» **Set exercise**
From the material below, list every line containing "concoctione".

(Recorded data)
++++++

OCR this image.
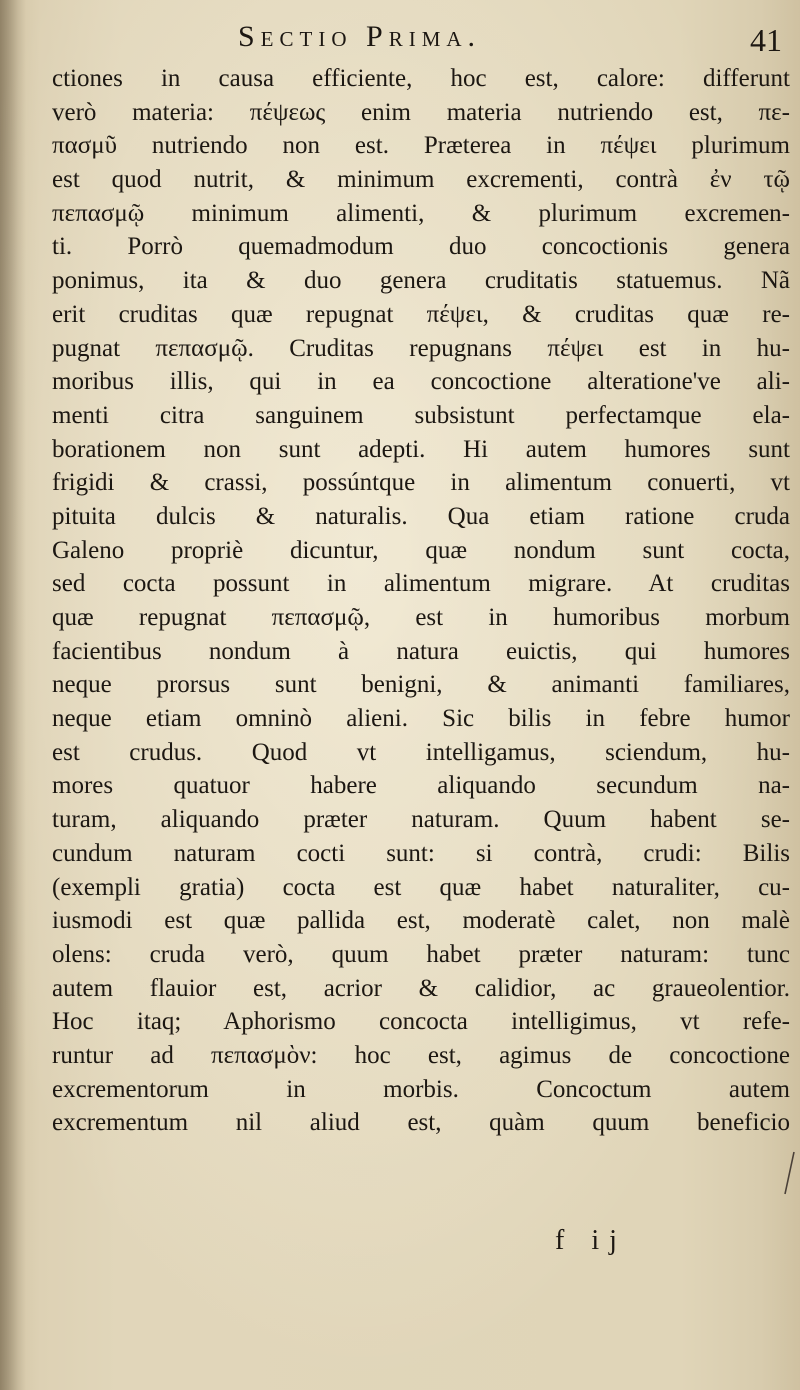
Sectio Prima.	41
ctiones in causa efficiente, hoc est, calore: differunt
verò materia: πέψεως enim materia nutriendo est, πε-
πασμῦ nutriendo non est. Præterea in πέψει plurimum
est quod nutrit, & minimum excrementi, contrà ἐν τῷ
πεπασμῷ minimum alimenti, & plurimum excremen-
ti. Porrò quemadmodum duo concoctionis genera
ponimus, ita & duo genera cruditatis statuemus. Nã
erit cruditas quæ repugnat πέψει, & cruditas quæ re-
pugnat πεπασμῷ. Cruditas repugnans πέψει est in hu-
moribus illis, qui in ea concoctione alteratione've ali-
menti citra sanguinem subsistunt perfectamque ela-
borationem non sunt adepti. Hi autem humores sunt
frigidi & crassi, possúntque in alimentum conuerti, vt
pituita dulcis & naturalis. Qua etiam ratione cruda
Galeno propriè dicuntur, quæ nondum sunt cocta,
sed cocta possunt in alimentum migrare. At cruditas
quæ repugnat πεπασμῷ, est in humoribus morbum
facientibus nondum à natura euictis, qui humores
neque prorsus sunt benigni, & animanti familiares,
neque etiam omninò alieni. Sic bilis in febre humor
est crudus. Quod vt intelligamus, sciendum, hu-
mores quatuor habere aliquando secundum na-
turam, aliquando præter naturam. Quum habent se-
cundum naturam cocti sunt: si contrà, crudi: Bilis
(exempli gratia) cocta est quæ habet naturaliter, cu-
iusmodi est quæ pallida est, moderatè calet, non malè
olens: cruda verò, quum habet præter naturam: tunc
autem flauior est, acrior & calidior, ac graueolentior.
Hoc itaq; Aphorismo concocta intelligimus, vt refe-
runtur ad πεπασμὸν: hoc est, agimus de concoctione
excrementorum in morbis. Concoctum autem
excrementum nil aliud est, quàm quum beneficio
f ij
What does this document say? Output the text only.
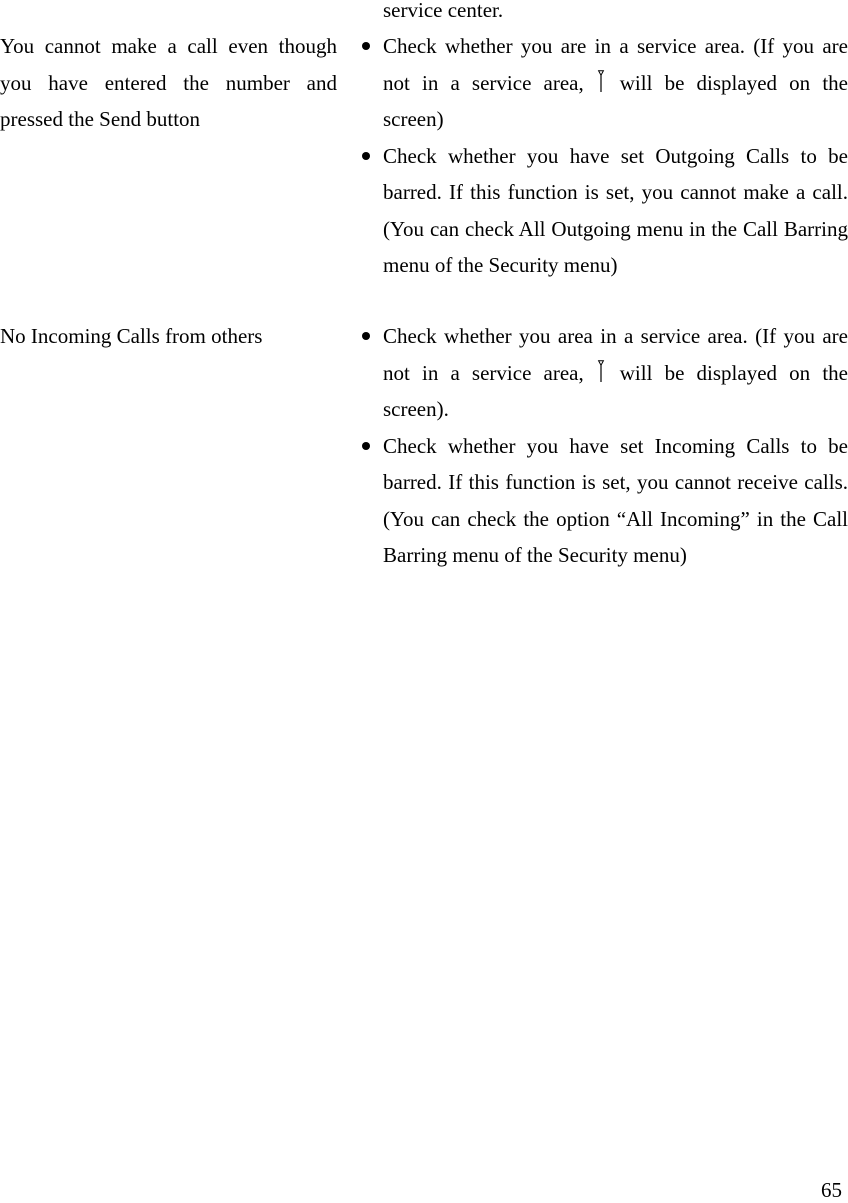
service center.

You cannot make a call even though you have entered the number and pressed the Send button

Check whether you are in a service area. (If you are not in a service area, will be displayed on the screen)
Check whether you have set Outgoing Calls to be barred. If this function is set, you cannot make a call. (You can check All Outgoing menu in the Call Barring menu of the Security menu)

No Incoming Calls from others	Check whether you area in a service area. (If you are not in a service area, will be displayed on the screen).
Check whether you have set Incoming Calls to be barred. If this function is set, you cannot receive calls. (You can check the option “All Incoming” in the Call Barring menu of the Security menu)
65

++++++

» **Problem solution**
moribus illis, qui in ea concoctione alteratione've ali-
runtur ad πεπασμὸν: hoc est, agimus de concoctione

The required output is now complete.